_What you will do_
Collect the lines of the entries where "content" shows up.

_Supplied data_
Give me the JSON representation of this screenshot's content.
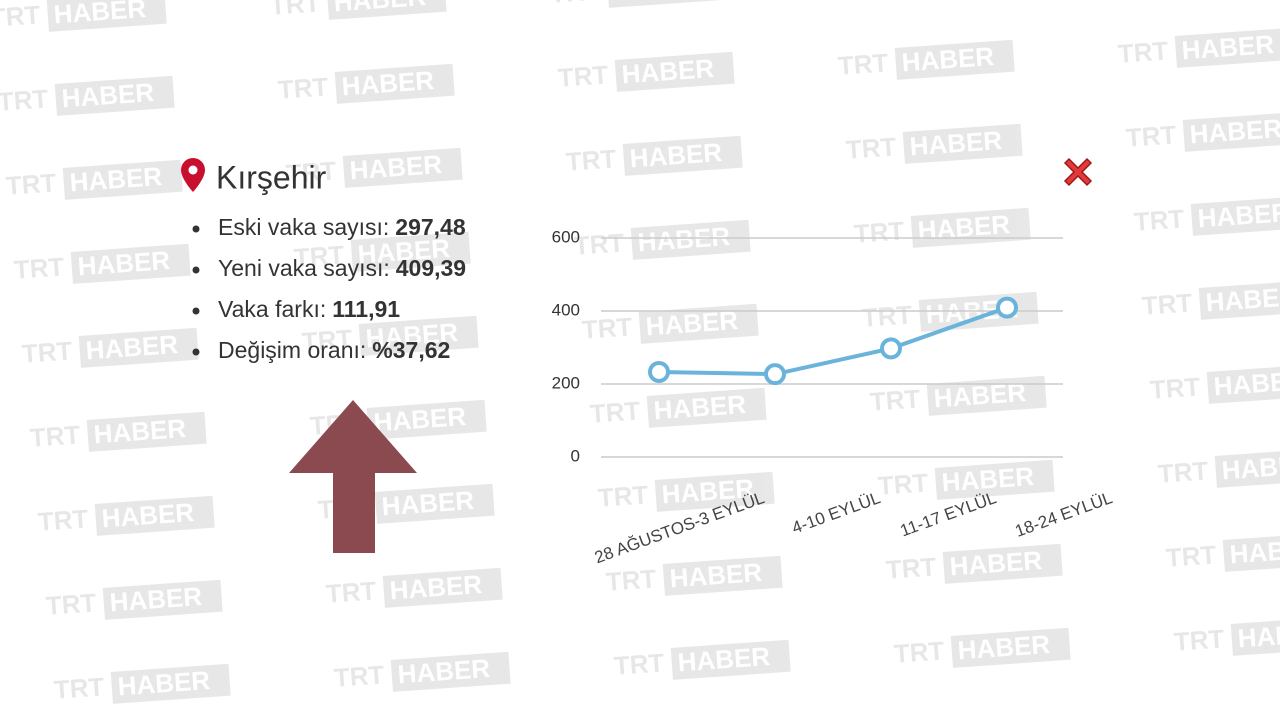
{
  "watermark": {
    "left": "TRT",
    "right": "HABER"
  },
  "header": {
    "title": "Kırşehir"
  },
  "stats": [
    {
      "label": "Eski vaka sayısı:",
      "value": "297,48"
    },
    {
      "label": "Yeni vaka sayısı:",
      "value": "409,39"
    },
    {
      "label": "Vaka farkı:",
      "value": "111,91"
    },
    {
      "label": "Değişim oranı:",
      "value": "%37,62"
    }
  ],
  "chart_data": {
    "type": "line",
    "categories": [
      "28 AĞUSTOS-3 EYLÜL",
      "4-10 EYLÜL",
      "11-17 EYLÜL",
      "18-24 EYLÜL"
    ],
    "series": [
      {
        "color": "#6ab4dc",
        "values": [
          233,
          227,
          297.48,
          409.39
        ]
      }
    ],
    "ylim": [
      0,
      600
    ],
    "yticks": [
      0,
      200,
      400,
      600
    ],
    "grid": true
  }
}
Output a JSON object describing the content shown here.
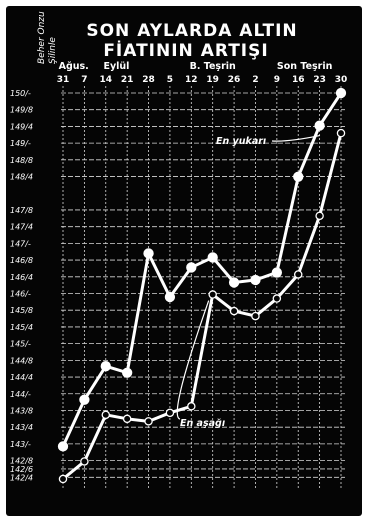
{
  "chart_data": {
    "type": "line",
    "title_line1": "SON AYLARDA ALTIN",
    "title_line2": "FİATININ ARTIŞI",
    "ylabel_line1": "Beher Onzu",
    "ylabel_line2": "Şilinle",
    "months": [
      "Ağus.",
      "Eylül",
      "B. Teşrin",
      "Son Teşrin"
    ],
    "categories": [
      "31",
      "7",
      "14",
      "21",
      "28",
      "5",
      "12",
      "19",
      "26",
      "2",
      "9",
      "16",
      "23",
      "30"
    ],
    "y_tick_labels": [
      "150/-",
      "149/8",
      "149/4",
      "149/-",
      "148/8",
      "148/4",
      "147/8",
      "147/4",
      "147/-",
      "146/8",
      "146/4",
      "146/-",
      "145/8",
      "145/4",
      "145/-",
      "144/8",
      "144/4",
      "144/-",
      "143/8",
      "143/4",
      "143/-",
      "142/8",
      "142/6",
      "142/4"
    ],
    "y_tick_values": [
      150,
      149.667,
      149.333,
      149,
      148.667,
      148.333,
      147.667,
      147.333,
      147,
      146.667,
      146.333,
      146,
      145.667,
      145.333,
      145,
      144.667,
      144.333,
      144,
      143.667,
      143.333,
      143,
      142.667,
      142.5,
      142.333
    ],
    "ylim": [
      142.2,
      150.1
    ],
    "series": [
      {
        "name": "En yukarı",
        "values": [
          142.95,
          143.88,
          144.55,
          144.42,
          146.8,
          145.93,
          146.52,
          146.72,
          146.22,
          146.27,
          146.42,
          148.33,
          149.35,
          150.0
        ]
      },
      {
        "name": "En aşağı",
        "values": [
          142.3,
          142.65,
          143.58,
          143.5,
          143.45,
          143.62,
          143.75,
          145.98,
          145.65,
          145.55,
          145.9,
          146.38,
          147.55,
          149.2
        ]
      }
    ],
    "grid": true
  }
}
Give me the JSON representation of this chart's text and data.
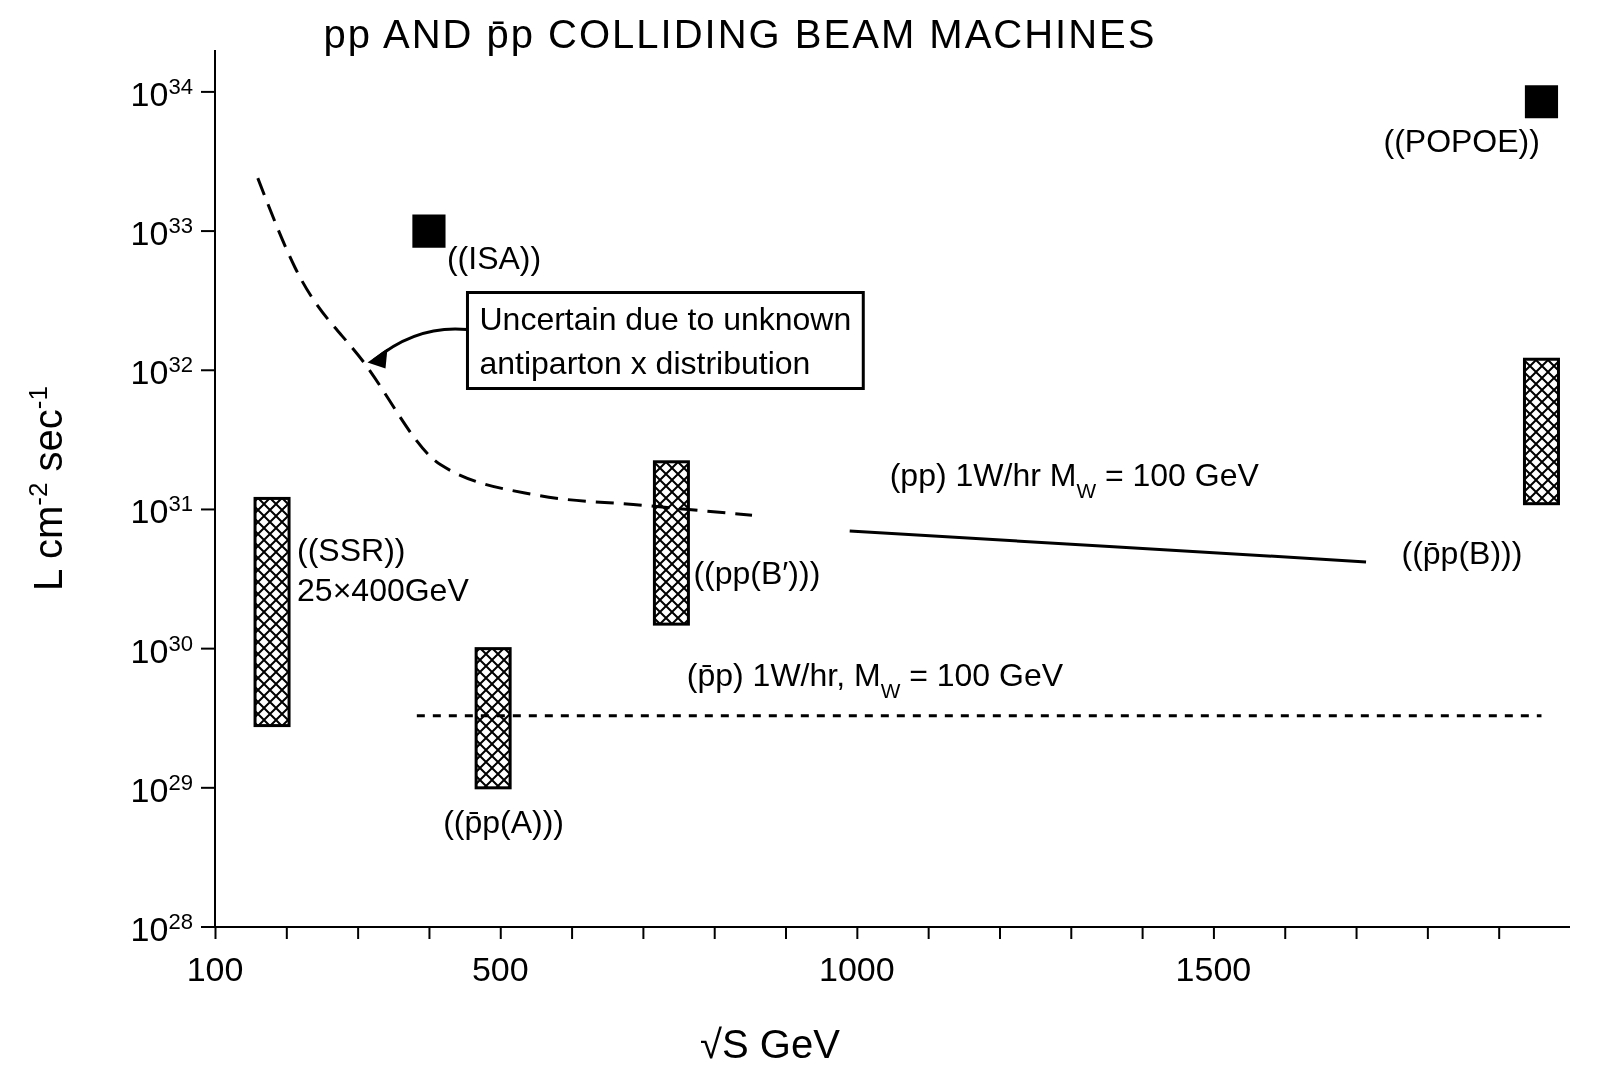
{
  "chart_data": {
    "type": "bar",
    "title": "pp AND p̄p COLLIDING BEAM MACHINES",
    "xlabel": "√S  GeV",
    "ylabel": "L cm$^{-2}$ sec$^{-1}$",
    "xlim": [
      100,
      2000
    ],
    "ylim": [
      1e+28,
      2e+34
    ],
    "log": "y",
    "grid": false,
    "xticks": [
      100,
      {
        "value": 200,
        "label": null
      },
      {
        "value": 300,
        "label": null
      },
      {
        "value": 400,
        "label": null
      },
      500,
      {
        "value": 600,
        "label": null
      },
      {
        "value": 700,
        "label": null
      },
      {
        "value": 800,
        "label": null
      },
      {
        "value": 900,
        "label": null
      },
      1000,
      {
        "value": 1100,
        "label": null
      },
      {
        "value": 1200,
        "label": null
      },
      {
        "value": 1300,
        "label": null
      },
      {
        "value": 1400,
        "label": null
      },
      1500,
      {
        "value": 1600,
        "label": null
      },
      {
        "value": 1700,
        "label": null
      },
      {
        "value": 1800,
        "label": null
      },
      {
        "value": 1900,
        "label": null
      }
    ],
    "yticks": [
      {
        "value": 1e+28,
        "label": "10$^{28}$"
      },
      {
        "value": 1e+29,
        "label": "10$^{29}$"
      },
      {
        "value": 1e+30,
        "label": "10$^{30}$"
      },
      {
        "value": 1e+31,
        "label": "10$^{31}$"
      },
      {
        "value": 1e+32,
        "label": "10$^{32}$"
      },
      {
        "value": 1e+33,
        "label": "10$^{33}$"
      },
      {
        "value": 1e+34,
        "label": "10$^{34}$"
      }
    ],
    "series": [
      {
        "color": "#000000",
        "x": [
          180,
          490,
          740,
          1960
        ],
        "base": [
          2.8e+29,
          1e+29,
          1.5e+30,
          1.1e+31
        ],
        "values": [
          1.172e+31,
          9e+29,
          2.05e+31,
          1.09e+32
        ]
      },
      {
        "type": "scatter",
        "marker": "square",
        "color": "#000000",
        "x": [
          400,
          1960
        ],
        "values": [
          1e+33,
          8.5e+33
        ]
      },
      {
        "type": "line",
        "line_style": "dashed",
        "color": "#000000",
        "x": [
          160,
          212,
          311,
          416,
          550,
          701,
          853
        ],
        "values": [
          2.4e+33,
          5.5e+32,
          1.1e+32,
          2.1e+31,
          1.27e+31,
          1.07e+31,
          9.1e+30
        ]
      },
      {
        "type": "line",
        "line_style": "solid",
        "color": "#000000",
        "x": [
          990,
          1360,
          1714
        ],
        "values": [
          7e+30,
          5.4e+30,
          4.2e+30
        ]
      },
      {
        "type": "line",
        "line_style": "dotted",
        "color": "#000000",
        "x": [
          383,
          1960
        ],
        "values": [
          3.3e+29,
          3.3e+29
        ]
      }
    ],
    "annotations": [
      "((ISA))",
      "((POPOE))",
      "((SSR))",
      "25×400GeV",
      "((p̄p(A)))",
      "((pp(B′)))",
      "((p̄p(B)))",
      "(pp) 1W/hr M$_{W}$ = 100 GeV",
      "(p̄p) 1W/hr, M$_{W}$ = 100 GeV",
      {
        "text": "Uncertain due to unknown antiparton x distribution",
        "x": 311,
        "y": 1.1e+32
      }
    ]
  }
}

_Exercise solution_
Give me the JSON representation of this screenshot's content.
Output a JSON object describing the content shown here.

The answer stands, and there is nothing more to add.